Entries with figure data
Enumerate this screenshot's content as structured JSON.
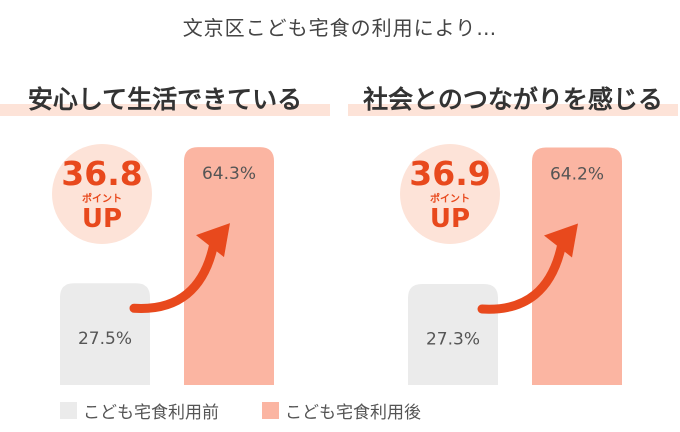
{
  "header": "文京区こども宅食の利用により…",
  "colors": {
    "before": "#ebebeb",
    "after": "#fbb5a2",
    "accent": "#e8491d",
    "highlight": "#fde3d8"
  },
  "panels": [
    {
      "title": "安心して生活できている",
      "badge": {
        "number": "36.8",
        "points": "ポイント",
        "up": "UP"
      }
    },
    {
      "title": "社会とのつながりを感じる",
      "badge": {
        "number": "36.9",
        "points": "ポイント",
        "up": "UP"
      }
    }
  ],
  "legend": {
    "before": "こども宅食利用前",
    "after": "こども宅食利用後"
  },
  "chart_data": [
    {
      "type": "bar",
      "title": "安心して生活できている",
      "categories": [
        "こども宅食利用前",
        "こども宅食利用後"
      ],
      "values": [
        27.5,
        64.3
      ],
      "labels": [
        "27.5%",
        "64.3%"
      ],
      "ylim": [
        0,
        70
      ],
      "annotation": "36.8 ポイント UP"
    },
    {
      "type": "bar",
      "title": "社会とのつながりを感じる",
      "categories": [
        "こども宅食利用前",
        "こども宅食利用後"
      ],
      "values": [
        27.3,
        64.2
      ],
      "labels": [
        "27.3%",
        "64.2%"
      ],
      "ylim": [
        0,
        70
      ],
      "annotation": "36.9 ポイント UP"
    }
  ]
}
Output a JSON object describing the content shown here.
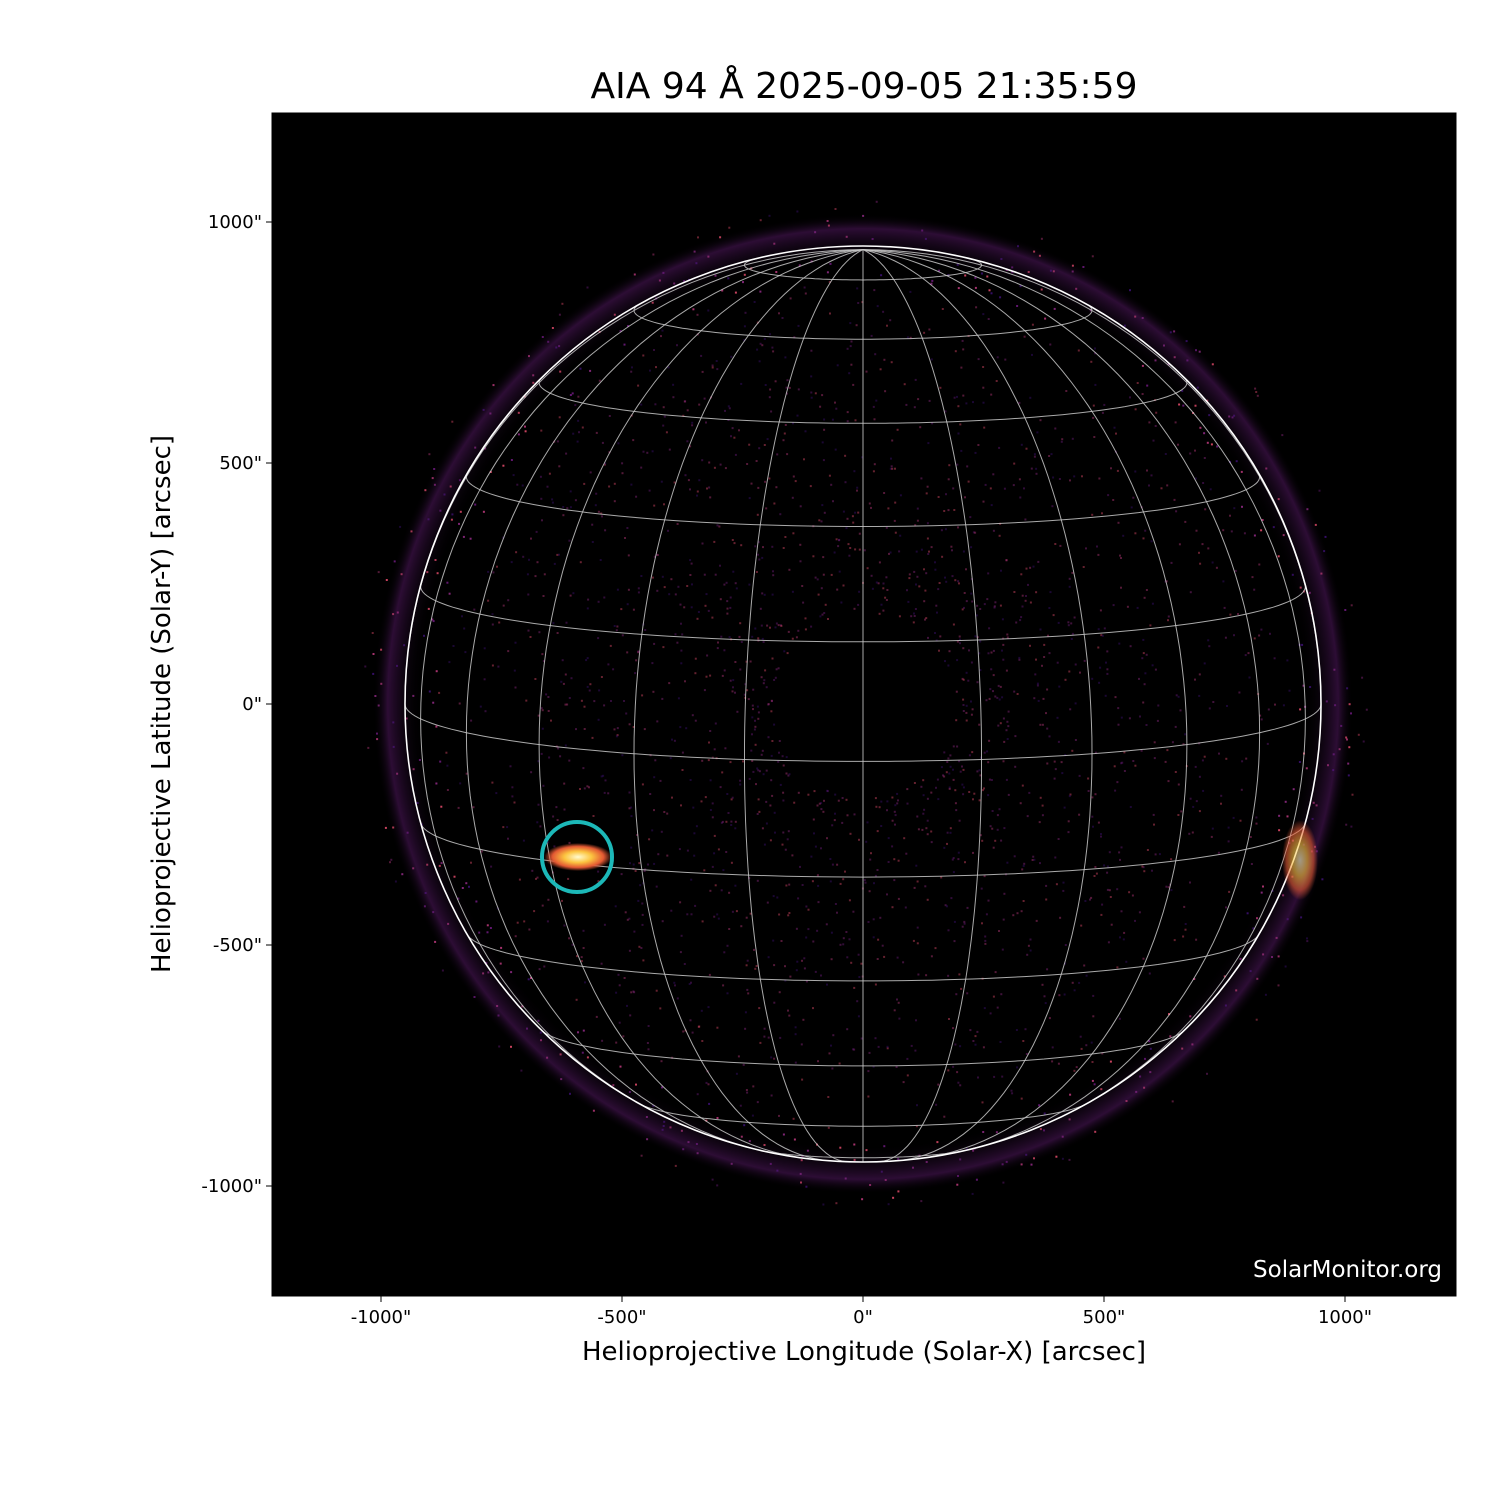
{
  "title": "AIA 94 Å 2025-09-05 21:35:59",
  "instrument": "AIA",
  "wavelength": "94 Å",
  "timestamp": "2025-09-05 21:35:59",
  "x_axis": {
    "label": "Helioprojective Longitude (Solar-X) [arcsec]",
    "ticks": [
      "-1000\"",
      "-500\"",
      "0\"",
      "500\"",
      "1000\""
    ],
    "tick_values": [
      -1000,
      -500,
      0,
      500,
      1000
    ]
  },
  "y_axis": {
    "label": "Helioprojective Latitude (Solar-Y) [arcsec]",
    "ticks": [
      "1000\"",
      "500\"",
      "0\"",
      "-500\"",
      "-1000\""
    ],
    "tick_values": [
      1000,
      500,
      0,
      -500,
      -1000
    ]
  },
  "watermark": "SolarMonitor.org",
  "colormap": "inferno-like (black–purple–orange–yellow)",
  "grid": "heliographic, 15° spacing",
  "highlight": {
    "solar_x": -595,
    "solar_y": -318,
    "color": "#1cb8b8"
  },
  "colors": {
    "background": "#000000",
    "limb": "#ffffff",
    "grid": "#bbbbbb"
  }
}
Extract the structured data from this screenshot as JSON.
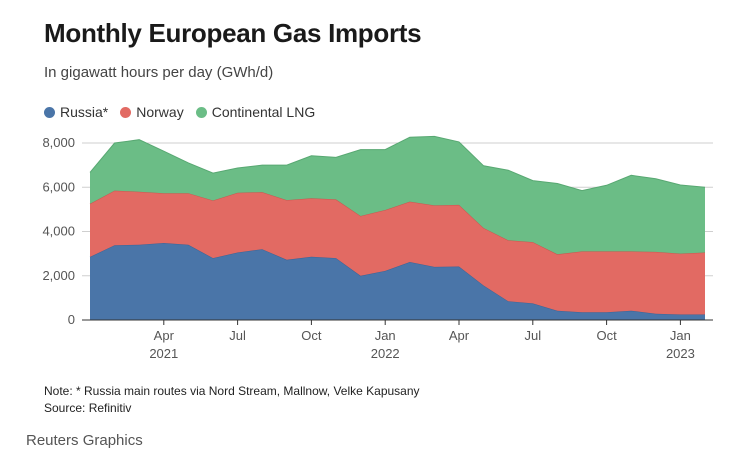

*WHAT IS BEING ASKED*
Copy each line above precisely, dropping the pictures.

*REPLY TO THE EXERCISE*
Enumerate this screenshot's content as structured JSON.
{
  "header": "文京区こども宅食の利用により…",
  "colors": {
    "before": "#ebebeb",
    "after": "#fbb5a2",
    "accent": "#e8491d",
    "highlight": "#fde3d8"
  },
  "panels": [
    {
      "title": "安心して生活できている",
      "badge": {
        "number": "36.8",
        "points": "ポイント",
        "up": "UP"
      }
    },
    {
      "title": "社会とのつながりを感じる",
      "badge": {
        "number": "36.9",
        "points": "ポイント",
        "up": "UP"
      }
    }
  ],
  "legend": {
    "before": "こども宅食利用前",
    "after": "こども宅食利用後"
  },
  "chart_data": [
    {
      "type": "bar",
      "title": "安心して生活できている",
      "categories": [
        "こども宅食利用前",
        "こども宅食利用後"
      ],
      "values": [
        27.5,
        64.3
      ],
      "labels": [
        "27.5%",
        "64.3%"
      ],
      "ylim": [
        0,
        70
      ],
      "annotation": "36.8 ポイント UP"
    },
    {
      "type": "bar",
      "title": "社会とのつながりを感じる",
      "categories": [
        "こども宅食利用前",
        "こども宅食利用後"
      ],
      "values": [
        27.3,
        64.2
      ],
      "labels": [
        "27.3%",
        "64.2%"
      ],
      "ylim": [
        0,
        70
      ],
      "annotation": "36.9 ポイント UP"
    }
  ]
}
Output a JSON object describing the content shown here.
{
  "title": "AIA 94 Å 2025-09-05 21:35:59",
  "instrument": "AIA",
  "wavelength": "94 Å",
  "timestamp": "2025-09-05 21:35:59",
  "x_axis": {
    "label": "Helioprojective Longitude (Solar-X) [arcsec]",
    "ticks": [
      "-1000\"",
      "-500\"",
      "0\"",
      "500\"",
      "1000\""
    ],
    "tick_values": [
      -1000,
      -500,
      0,
      500,
      1000
    ]
  },
  "y_axis": {
    "label": "Helioprojective Latitude (Solar-Y) [arcsec]",
    "ticks": [
      "1000\"",
      "500\"",
      "0\"",
      "-500\"",
      "-1000\""
    ],
    "tick_values": [
      1000,
      500,
      0,
      -500,
      -1000
    ]
  },
  "watermark": "SolarMonitor.org",
  "colormap": "inferno-like (black–purple–orange–yellow)",
  "grid": "heliographic, 15° spacing",
  "highlight": {
    "solar_x": -595,
    "solar_y": -318,
    "color": "#1cb8b8"
  },
  "colors": {
    "background": "#000000",
    "limb": "#ffffff",
    "grid": "#bbbbbb"
  }
}
Extract the structured data from this screenshot as JSON.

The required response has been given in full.